----- TEXT SEGMENT

Equity, Diversity and Inclusion

How can women climb the leadership ladder?

Lindsay Pattison
Chief Transformation Officer, WPP

Collaboration, empathy and flexibility – all crucial for effective leadership – are traditionally perceived as female traits. Yet a new cross-sector study by Caliper finds that female leaders also display the traditional male characteristics of persuasiveness, assertiveness and willingness to take risks.

My own view is that leadership is a fluid, nuanced process; you need to be adept at switching your style and be culturally adaptive as needed. Perhaps because women need to fight harder against ingrained bias and the status quo, we need to be more tenacious and determined to work our way up the leadership pipeline. Yet we are inclusive by nature; we try to bring people along with us. As such, women are setting a new standard of modern leadership.

Since I was appointed to a global CEO role at Maxus, I have been asked more and more about leadership in a gender context. It’s an often-quoted stat, but at Davos this year only 17% of the participants were women. The gender question just keeps coming up – and so it remains relevant.

Gender equality in the workplace makes striking business sense: companies with mixed gender boards perform better, according to the Catalyst Bottom Line Report. Meanwhile, companies with a male-only board were seen to underperform. Time and again, the World Economic Forum’s Global Gender Gap index tracks a strong correlation between the size of a country’s gender gap and its national competitiveness.

Yet globally, the gender outlook remains bleak: women earn 77% of the amount paid to men, and the UK ranks a shocking 26th overall for equality – its lowest score since 2008. In terms of leadership, only 30% of company-director-level roles in the UK are filled by women, dropping to 16.9% on the boards of Fortune 500 companies.

An important way to challenge these norms is for the small but significant number of women in top senior roles to help other women up the ladder. The dearth of women’s networks is a perpetual problem. However, in the UK there are now a number of women-only networking groups, such as 30% Club and WACL, which provide career advice and mentoring, and advocate for the increased participation of women in business.

Women have fewer, and weaker, connections to senior colleagues than men do, due to legacy issues such as unbalanced recruitment at senior level, old boys’ networks, deeply ingrained stereotypes and inflexible working policies that make life logistically challenging for working mothers.

----------
----- DATASET ROWS

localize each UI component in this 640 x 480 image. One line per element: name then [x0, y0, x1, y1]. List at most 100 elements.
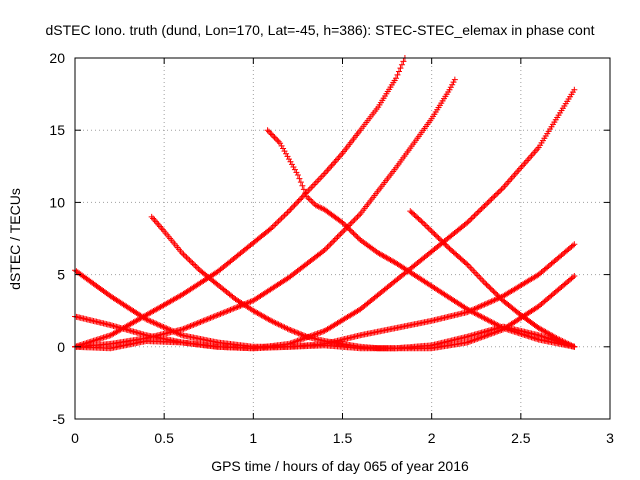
- data-point: [288, 327, 295, 334]
- data-point: [568, 342, 575, 349]
- data-point: [343, 223, 350, 230]
- data-point: [173, 329, 180, 336]
- data-point: [333, 235, 340, 242]
- data-point: [198, 318, 205, 325]
- data-point: [414, 214, 421, 221]
- data-point: [318, 205, 325, 212]
- data-point: [464, 219, 471, 226]
- data-point: [462, 260, 469, 267]
- data-point: [179, 249, 185, 256]
- data-point: [227, 306, 234, 313]
- data-point: [427, 226, 434, 233]
- data-point: [275, 321, 282, 328]
- data-point: [487, 285, 494, 292]
- data-point: [445, 244, 452, 251]
- data-point: [283, 325, 290, 332]
- data-point: [483, 281, 490, 288]
- data-point: [432, 232, 439, 239]
- data-point: [267, 130, 274, 137]
- data-point: [407, 208, 414, 215]
- data-point: [183, 254, 190, 261]
- data-point: [467, 216, 474, 223]
- data-point: [179, 326, 185, 333]
- data-point: [328, 239, 335, 246]
- data-point: [451, 76, 458, 83]
- data-point: [472, 305, 479, 312]
- data-point: [419, 219, 426, 226]
- data-point: [272, 221, 279, 228]
- data-point: [305, 195, 312, 202]
- data-point: [447, 84, 454, 91]
- data-point: [193, 264, 200, 271]
- data-point: [465, 338, 472, 345]
- data-point: [157, 322, 164, 329]
- data-point: [217, 310, 224, 317]
- y-tick-label: 10: [49, 194, 65, 210]
- y-tick-label: 15: [49, 122, 65, 138]
- data-point: [467, 338, 474, 345]
- data-point: [482, 300, 489, 307]
- data-point: [320, 248, 327, 255]
- data-point: [280, 323, 287, 330]
- data-point: [571, 273, 578, 280]
- data-point: [275, 138, 282, 145]
- data-point: [492, 191, 499, 198]
- data-point: [441, 240, 448, 247]
- data-point: [290, 203, 297, 210]
- data-point: [340, 220, 347, 227]
- data-point: [557, 337, 564, 344]
- data-point: [181, 325, 188, 332]
- data-point: [218, 310, 225, 317]
- data-point: [563, 340, 570, 347]
- data-point: [291, 328, 298, 335]
- data-point: [482, 201, 489, 208]
- data-point: [398, 61, 405, 68]
- data-point: [315, 329, 322, 336]
- data-point: [298, 331, 305, 338]
- data-point: [291, 166, 298, 173]
- data-point: [443, 242, 450, 249]
- data-point: [487, 197, 494, 204]
- data-point: [274, 219, 281, 226]
- x-tick-label: 0.5: [154, 430, 174, 446]
- data-point: [488, 298, 495, 305]
- data-point: [268, 225, 275, 232]
- data-point: [268, 131, 275, 138]
- data-point: [464, 339, 471, 346]
- data-point: [355, 212, 362, 219]
- data-point: [462, 220, 469, 227]
- data-point: [195, 265, 202, 272]
- data-point: [278, 215, 285, 222]
- data-point: [230, 305, 237, 312]
- data-point: [246, 299, 253, 306]
- data-point: [485, 198, 492, 205]
- data-point: [338, 229, 345, 236]
- data-point: [434, 233, 441, 240]
- data-point: [169, 327, 176, 334]
- data-point: [312, 202, 319, 209]
- data-point: [494, 190, 501, 197]
- data-point: [150, 319, 157, 326]
- data-point: [471, 336, 478, 343]
- data-point: [421, 221, 428, 228]
- data-point: [484, 300, 491, 307]
- data-point: [146, 317, 153, 324]
- data-point: [351, 216, 358, 223]
- data-point: [231, 305, 238, 312]
- data-point: [161, 324, 168, 331]
- data-point: [571, 343, 578, 350]
- data-point: [277, 140, 284, 147]
- data-point: [314, 330, 321, 337]
- data-point: [204, 316, 211, 323]
- data-point: [287, 327, 294, 334]
- data-point: [292, 329, 299, 336]
- data-point: [159, 323, 166, 330]
- data-point: [303, 193, 310, 200]
- x-tick-label: 1.5: [333, 430, 353, 446]
- data-point: [346, 226, 353, 233]
- data-point: [296, 175, 303, 182]
- data-point: [287, 158, 294, 165]
- data-point: [208, 314, 215, 321]
- data-point: [494, 292, 501, 299]
- data-point: [181, 252, 188, 259]
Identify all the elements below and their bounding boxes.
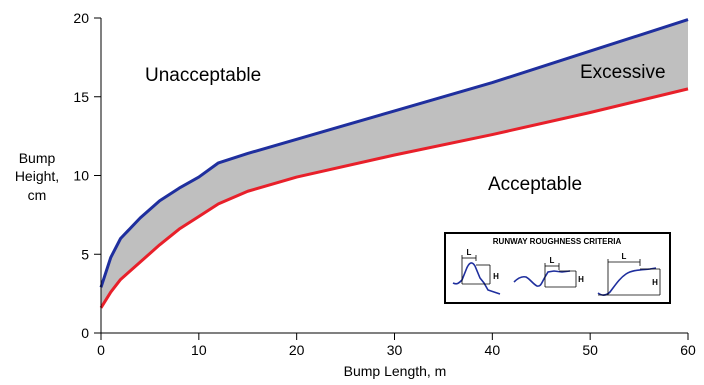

----------

» THE EXERCISE:
Can you set down, word for word, the passage of the article above on women and leadership that opens with "Lindsay Pattison" and closes with "of modern leadership."?

» EXERCISE SOLUTION:
Lindsay Pattison
Chief Transformation Officer, WPP

Collaboration, empathy and flexibility – all crucial for effective leadership – are traditionally perceived as female traits. Yet a new cross-sector study by Caliper finds that female leaders also display the traditional male characteristics of persuasiveness, assertiveness and willingness to take risks.

My own view is that leadership is a fluid, nuanced process; you need to be adept at switching your style and be culturally adaptive as needed. Perhaps because women need to fight harder against ingrained bias and the status quo, we need to be more tenacious and determined to work our way up the leadership pipeline. Yet we are inclusive by nature; we try to bring people along with us. As such, women are setting a new standard of modern leadership.